▶ [GIVEN REQUEST]: Quote, exactly, the line holding "What data populates" and all lines after it to the end of the records below. Exclude pictures.

▶ [EXTRACTED MATERIAL]:
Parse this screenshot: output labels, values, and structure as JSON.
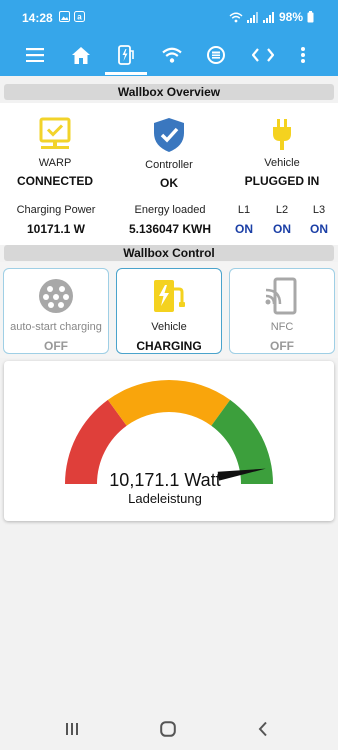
{
  "status_bar": {
    "time": "14:28",
    "battery": "98%"
  },
  "app_bar": {
    "nav_items": [
      "menu-icon",
      "home-icon",
      "wallbox-icon",
      "wifi-icon",
      "ethernet-icon",
      "code-icon",
      "more-vert-icon"
    ],
    "active_index": 2,
    "accent_color": "#36a6ea"
  },
  "overview": {
    "title": "Wallbox Overview",
    "status": [
      {
        "icon": "warp-monitor-icon",
        "label": "WARP",
        "value": "CONNECTED",
        "color": "#f2d32a"
      },
      {
        "icon": "shield-check-icon",
        "label": "Controller",
        "value": "OK",
        "color": "#3a77bf"
      },
      {
        "icon": "plug-icon",
        "label": "Vehicle",
        "value": "PLUGGED IN",
        "color": "#f4d21f"
      }
    ],
    "charging_power": {
      "label": "Charging Power",
      "value": "10171.1 W"
    },
    "energy_loaded": {
      "label": "Energy loaded",
      "value": "5.136047 KWH"
    },
    "phases": [
      {
        "label": "L1",
        "value": "ON"
      },
      {
        "label": "L2",
        "value": "ON"
      },
      {
        "label": "L3",
        "value": "ON"
      }
    ]
  },
  "control": {
    "title": "Wallbox Control",
    "cards": [
      {
        "icon": "type2-connector-icon",
        "label": "auto-start charging",
        "value": "OFF",
        "active": false
      },
      {
        "icon": "charging-station-icon",
        "label": "Vehicle",
        "value": "CHARGING",
        "active": true
      },
      {
        "icon": "nfc-phone-icon",
        "label": "NFC",
        "value": "OFF",
        "active": false
      }
    ]
  },
  "gauge": {
    "value_text": "10,171.1 Watt",
    "caption": "Ladeleistung",
    "needle_fraction": 0.95,
    "colors": {
      "red": "#df3f3a",
      "orange": "#f9a50c",
      "green": "#3c9f3c"
    }
  }
}
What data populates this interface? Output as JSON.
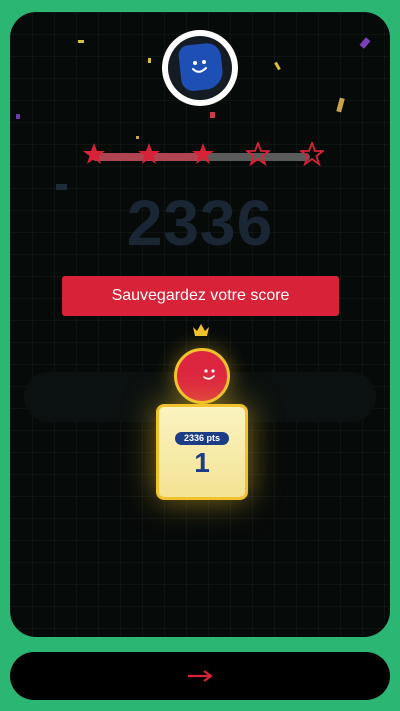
{
  "game": {
    "stars_earned": 3,
    "stars_total": 5,
    "score": "2336",
    "save_button_label": "Sauvegardez votre score"
  },
  "leaderboard": {
    "entry": {
      "points_label": "2336 pts",
      "rank": "1"
    }
  },
  "navigation": {
    "next_label": "→"
  },
  "colors": {
    "background": "#2bb673",
    "card": "#060a09",
    "accent_red": "#d72238",
    "gold": "#f2c22c",
    "rank_blue": "#1d3c86"
  },
  "icons": [
    "avatar-icon",
    "star-icon",
    "crown-icon",
    "arrow-right-icon"
  ]
}
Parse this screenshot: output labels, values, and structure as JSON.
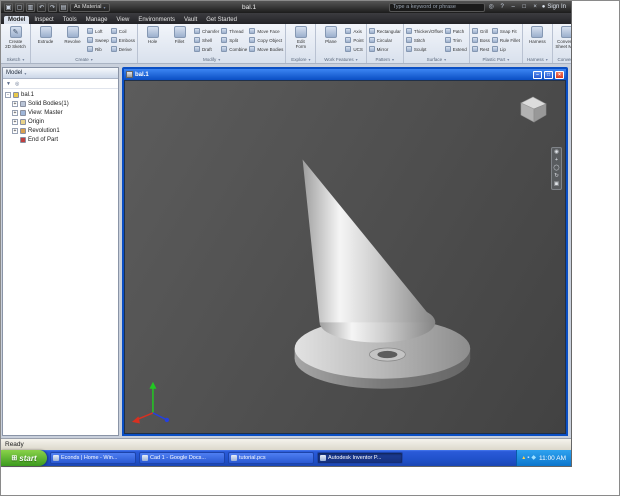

▶ [RESPONSE]:
What data populates this interface? Output as JSON.
{
  "game": {
    "stars_earned": 3,
    "stars_total": 5,
    "score": "2336",
    "save_button_label": "Sauvegardez votre score"
  },
  "leaderboard": {
    "entry": {
      "points_label": "2336 pts",
      "rank": "1"
    }
  },
  "navigation": {
    "next_label": "→"
  },
  "colors": {
    "background": "#2bb673",
    "card": "#060a09",
    "accent_red": "#d72238",
    "gold": "#f2c22c",
    "rank_blue": "#1d3c86"
  },
  "icons": [
    "avatar-icon",
    "star-icon",
    "crown-icon",
    "arrow-right-icon"
  ]
}
Parse this screenshot: output labels, values, and structure as JSON.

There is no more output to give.